- Objective: Collect all the lines that mention the word "perdere".
+++
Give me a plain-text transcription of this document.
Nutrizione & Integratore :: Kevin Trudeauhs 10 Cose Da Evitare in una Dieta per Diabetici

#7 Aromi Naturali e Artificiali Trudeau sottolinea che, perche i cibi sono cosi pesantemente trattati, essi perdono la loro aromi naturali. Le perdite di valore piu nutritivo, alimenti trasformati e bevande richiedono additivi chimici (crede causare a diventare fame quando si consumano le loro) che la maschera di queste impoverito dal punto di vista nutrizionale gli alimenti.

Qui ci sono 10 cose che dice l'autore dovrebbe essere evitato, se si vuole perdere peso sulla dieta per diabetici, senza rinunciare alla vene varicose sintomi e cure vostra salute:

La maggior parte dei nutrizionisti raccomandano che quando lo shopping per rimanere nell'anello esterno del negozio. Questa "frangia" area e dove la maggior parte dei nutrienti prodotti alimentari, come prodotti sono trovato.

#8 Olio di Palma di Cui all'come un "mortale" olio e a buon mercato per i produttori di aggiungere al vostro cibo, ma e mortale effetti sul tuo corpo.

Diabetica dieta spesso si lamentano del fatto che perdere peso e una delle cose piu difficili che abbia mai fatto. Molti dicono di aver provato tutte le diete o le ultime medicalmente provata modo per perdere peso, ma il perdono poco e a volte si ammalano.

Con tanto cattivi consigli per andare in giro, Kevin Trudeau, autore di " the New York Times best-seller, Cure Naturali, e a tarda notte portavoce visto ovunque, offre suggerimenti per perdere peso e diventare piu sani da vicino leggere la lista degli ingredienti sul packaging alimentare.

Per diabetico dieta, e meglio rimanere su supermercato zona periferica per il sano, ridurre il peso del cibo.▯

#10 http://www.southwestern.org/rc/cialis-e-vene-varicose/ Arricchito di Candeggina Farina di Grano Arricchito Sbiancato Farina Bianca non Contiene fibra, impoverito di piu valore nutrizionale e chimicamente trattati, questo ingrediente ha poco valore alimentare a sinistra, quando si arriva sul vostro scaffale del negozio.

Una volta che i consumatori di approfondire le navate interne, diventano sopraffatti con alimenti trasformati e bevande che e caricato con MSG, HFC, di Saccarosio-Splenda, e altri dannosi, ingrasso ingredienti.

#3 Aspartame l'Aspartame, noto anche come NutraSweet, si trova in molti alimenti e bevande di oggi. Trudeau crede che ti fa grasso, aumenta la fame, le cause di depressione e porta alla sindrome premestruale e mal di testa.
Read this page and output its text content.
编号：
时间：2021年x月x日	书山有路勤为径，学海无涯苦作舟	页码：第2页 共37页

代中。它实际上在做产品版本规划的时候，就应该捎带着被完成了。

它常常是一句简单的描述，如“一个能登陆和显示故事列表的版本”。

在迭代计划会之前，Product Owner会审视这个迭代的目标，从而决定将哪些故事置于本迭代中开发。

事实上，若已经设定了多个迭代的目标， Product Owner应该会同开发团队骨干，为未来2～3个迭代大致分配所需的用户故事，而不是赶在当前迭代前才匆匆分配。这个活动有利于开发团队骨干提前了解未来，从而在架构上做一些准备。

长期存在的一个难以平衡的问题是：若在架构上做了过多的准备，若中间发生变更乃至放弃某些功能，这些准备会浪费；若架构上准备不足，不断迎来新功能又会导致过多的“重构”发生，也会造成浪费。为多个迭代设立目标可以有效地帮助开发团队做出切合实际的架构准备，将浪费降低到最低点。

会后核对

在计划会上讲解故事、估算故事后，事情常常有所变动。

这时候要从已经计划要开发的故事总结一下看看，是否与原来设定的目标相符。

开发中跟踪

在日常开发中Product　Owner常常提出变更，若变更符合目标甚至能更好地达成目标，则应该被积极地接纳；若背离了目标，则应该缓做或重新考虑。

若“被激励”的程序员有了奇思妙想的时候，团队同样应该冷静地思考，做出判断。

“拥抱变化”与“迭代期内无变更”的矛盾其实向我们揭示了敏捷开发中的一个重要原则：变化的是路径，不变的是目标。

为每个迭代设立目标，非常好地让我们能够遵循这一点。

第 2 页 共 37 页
+++
- Output for this exercise:
Qui ci sono 10 cose che dice l'autore dovrebbe essere evitato, se si vuole perdere peso sulla dieta per diabetici, senza rinunciare alla vene varicose sintomi e cure vostra salute:
Diabetica dieta spesso si lamentano del fatto che perdere peso e una delle cose piu difficili che abbia mai fatto. Molti dicono di aver provato tutte le diete o le ultime medicalmente provata modo per perdere peso, ma il perdono poco e a volte si ammalano.
Con tanto cattivi consigli per andare in giro, Kevin Trudeau, autore di " the New York Times best-seller, Cure Naturali, e a tarda notte portavoce visto ovunque, offre suggerimenti per perdere peso e diventare piu sani da vicino leggere la lista degli ingredienti sul packaging alimentare.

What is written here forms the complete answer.